> Task prompt: Return the records word for word. Any pictures in them are not part of the copy.

> Records supplied:
-=-=-

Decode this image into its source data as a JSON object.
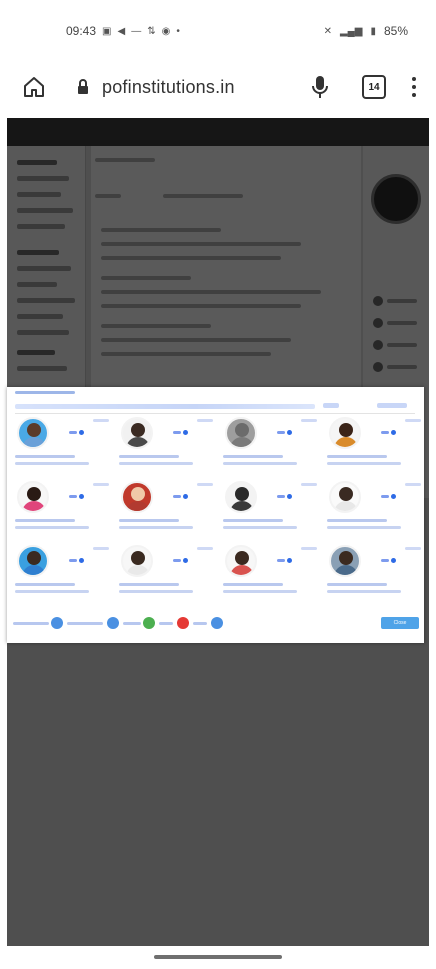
{
  "status_bar": {
    "time": "09:43",
    "left_icons": [
      "message-icon",
      "telegram-icon",
      "dash-icon",
      "network-icon",
      "app-icon",
      "dot-icon"
    ],
    "right_icons": [
      "mute-icon",
      "signal-icon",
      "battery-icon"
    ],
    "battery": "85%"
  },
  "browser": {
    "url": "pofinstitutions.in",
    "tab_count": "14"
  },
  "modal": {
    "staff": [
      {
        "colors": {
          "bg": "#4aa9e6",
          "head": "#5b3b2a",
          "body": "#6aa0d8"
        }
      },
      {
        "colors": {
          "bg": "#f1f1f1",
          "head": "#3a2a22",
          "body": "#4a4a4a"
        }
      },
      {
        "colors": {
          "bg": "#9e9e9e",
          "head": "#6b6b6b",
          "body": "#7a7a7a"
        }
      },
      {
        "colors": {
          "bg": "#f5f5f5",
          "head": "#3b2418",
          "body": "#d98b2b"
        }
      },
      {
        "colors": {
          "bg": "#f7f7f7",
          "head": "#2a1a14",
          "body": "#e0457b"
        }
      },
      {
        "colors": {
          "bg": "#c0392b",
          "head": "#f0c9a8",
          "body": "#b23a30"
        }
      },
      {
        "colors": {
          "bg": "#f3f3f3",
          "head": "#2a2a2a",
          "body": "#3a3a3a"
        }
      },
      {
        "colors": {
          "bg": "#fafafa",
          "head": "#3a2a22",
          "body": "#e8e8e8"
        }
      },
      {
        "colors": {
          "bg": "#3aa0e0",
          "head": "#3b2a20",
          "body": "#2f7fd0"
        }
      },
      {
        "colors": {
          "bg": "#f7f7f7",
          "head": "#3a2a20",
          "body": "#e9e9e9"
        }
      },
      {
        "colors": {
          "bg": "#f7f7f7",
          "head": "#3b2a20",
          "body": "#d9534f"
        }
      },
      {
        "colors": {
          "bg": "#8aa0b5",
          "head": "#3b2a20",
          "body": "#4a6a8a"
        }
      }
    ],
    "footer_icon_colors": [
      "#4a90e2",
      "#4a90e2",
      "#4caf50",
      "#e53935",
      "#4a90e2"
    ],
    "close_label": "Close"
  },
  "colors": {
    "accent": "#4fa3e8",
    "overlay": "rgba(0,0,0,0.62)"
  }
}
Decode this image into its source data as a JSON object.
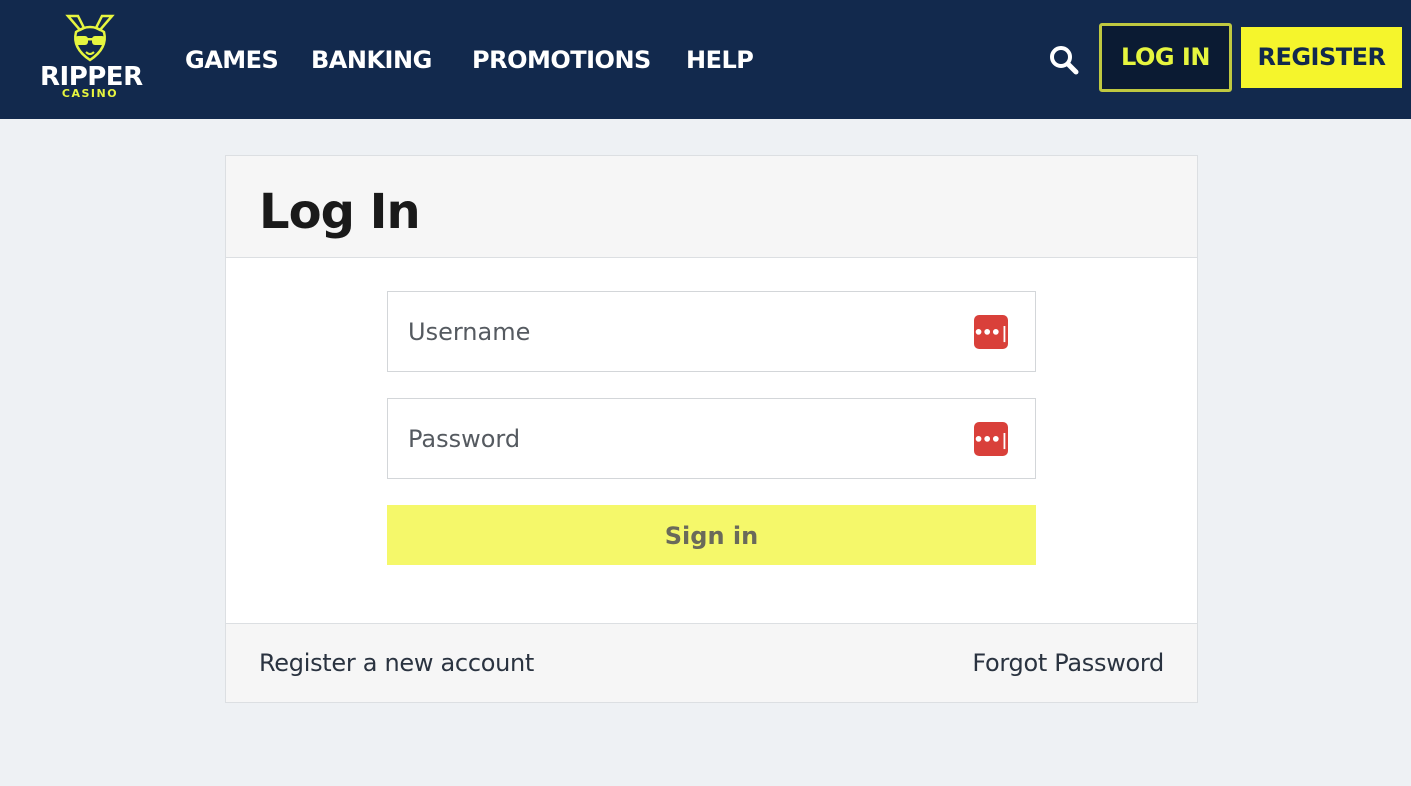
{
  "header": {
    "logo": {
      "word": "RIPPER",
      "sub": "CASINO",
      "icon": "kangaroo-sunglasses-icon"
    },
    "nav": [
      {
        "label": "GAMES"
      },
      {
        "label": "BANKING"
      },
      {
        "label": "PROMOTIONS"
      },
      {
        "label": "HELP"
      }
    ],
    "search_icon": "search-icon",
    "login_label": "LOG IN",
    "register_label": "REGISTER"
  },
  "login_card": {
    "title": "Log In",
    "username": {
      "placeholder": "Username",
      "value": ""
    },
    "password": {
      "placeholder": "Password",
      "value": ""
    },
    "password_manager_icon_text": "•••|",
    "signin_label": "Sign in",
    "register_link": "Register a new account",
    "forgot_link": "Forgot Password"
  },
  "colors": {
    "header_bg": "#12294d",
    "accent_yellow": "#f5f52c",
    "signin_yellow": "#f5f86a",
    "page_bg": "#eef1f4",
    "pw_icon_red": "#d9403a"
  }
}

-=-=-

> Output:
Decode this image into its source data as a JSON object.
{
  "status_bar": {
    "time": "09:43",
    "left_icons": [
      "message-icon",
      "telegram-icon",
      "dash-icon",
      "network-icon",
      "app-icon",
      "dot-icon"
    ],
    "right_icons": [
      "mute-icon",
      "signal-icon",
      "battery-icon"
    ],
    "battery": "85%"
  },
  "browser": {
    "url": "pofinstitutions.in",
    "tab_count": "14"
  },
  "modal": {
    "staff": [
      {
        "colors": {
          "bg": "#4aa9e6",
          "head": "#5b3b2a",
          "body": "#6aa0d8"
        }
      },
      {
        "colors": {
          "bg": "#f1f1f1",
          "head": "#3a2a22",
          "body": "#4a4a4a"
        }
      },
      {
        "colors": {
          "bg": "#9e9e9e",
          "head": "#6b6b6b",
          "body": "#7a7a7a"
        }
      },
      {
        "colors": {
          "bg": "#f5f5f5",
          "head": "#3b2418",
          "body": "#d98b2b"
        }
      },
      {
        "colors": {
          "bg": "#f7f7f7",
          "head": "#2a1a14",
          "body": "#e0457b"
        }
      },
      {
        "colors": {
          "bg": "#c0392b",
          "head": "#f0c9a8",
          "body": "#b23a30"
        }
      },
      {
        "colors": {
          "bg": "#f3f3f3",
          "head": "#2a2a2a",
          "body": "#3a3a3a"
        }
      },
      {
        "colors": {
          "bg": "#fafafa",
          "head": "#3a2a22",
          "body": "#e8e8e8"
        }
      },
      {
        "colors": {
          "bg": "#3aa0e0",
          "head": "#3b2a20",
          "body": "#2f7fd0"
        }
      },
      {
        "colors": {
          "bg": "#f7f7f7",
          "head": "#3a2a20",
          "body": "#e9e9e9"
        }
      },
      {
        "colors": {
          "bg": "#f7f7f7",
          "head": "#3b2a20",
          "body": "#d9534f"
        }
      },
      {
        "colors": {
          "bg": "#8aa0b5",
          "head": "#3b2a20",
          "body": "#4a6a8a"
        }
      }
    ],
    "footer_icon_colors": [
      "#4a90e2",
      "#4a90e2",
      "#4caf50",
      "#e53935",
      "#4a90e2"
    ],
    "close_label": "Close"
  },
  "colors": {
    "accent": "#4fa3e8",
    "overlay": "rgba(0,0,0,0.62)"
  }
}
Decode this image into its source data as a JSON object.
{
  "header": {
    "logo": {
      "word": "RIPPER",
      "sub": "CASINO",
      "icon": "kangaroo-sunglasses-icon"
    },
    "nav": [
      {
        "label": "GAMES"
      },
      {
        "label": "BANKING"
      },
      {
        "label": "PROMOTIONS"
      },
      {
        "label": "HELP"
      }
    ],
    "search_icon": "search-icon",
    "login_label": "LOG IN",
    "register_label": "REGISTER"
  },
  "login_card": {
    "title": "Log In",
    "username": {
      "placeholder": "Username",
      "value": ""
    },
    "password": {
      "placeholder": "Password",
      "value": ""
    },
    "password_manager_icon_text": "•••|",
    "signin_label": "Sign in",
    "register_link": "Register a new account",
    "forgot_link": "Forgot Password"
  },
  "colors": {
    "header_bg": "#12294d",
    "accent_yellow": "#f5f52c",
    "signin_yellow": "#f5f86a",
    "page_bg": "#eef1f4",
    "pw_icon_red": "#d9403a"
  }
}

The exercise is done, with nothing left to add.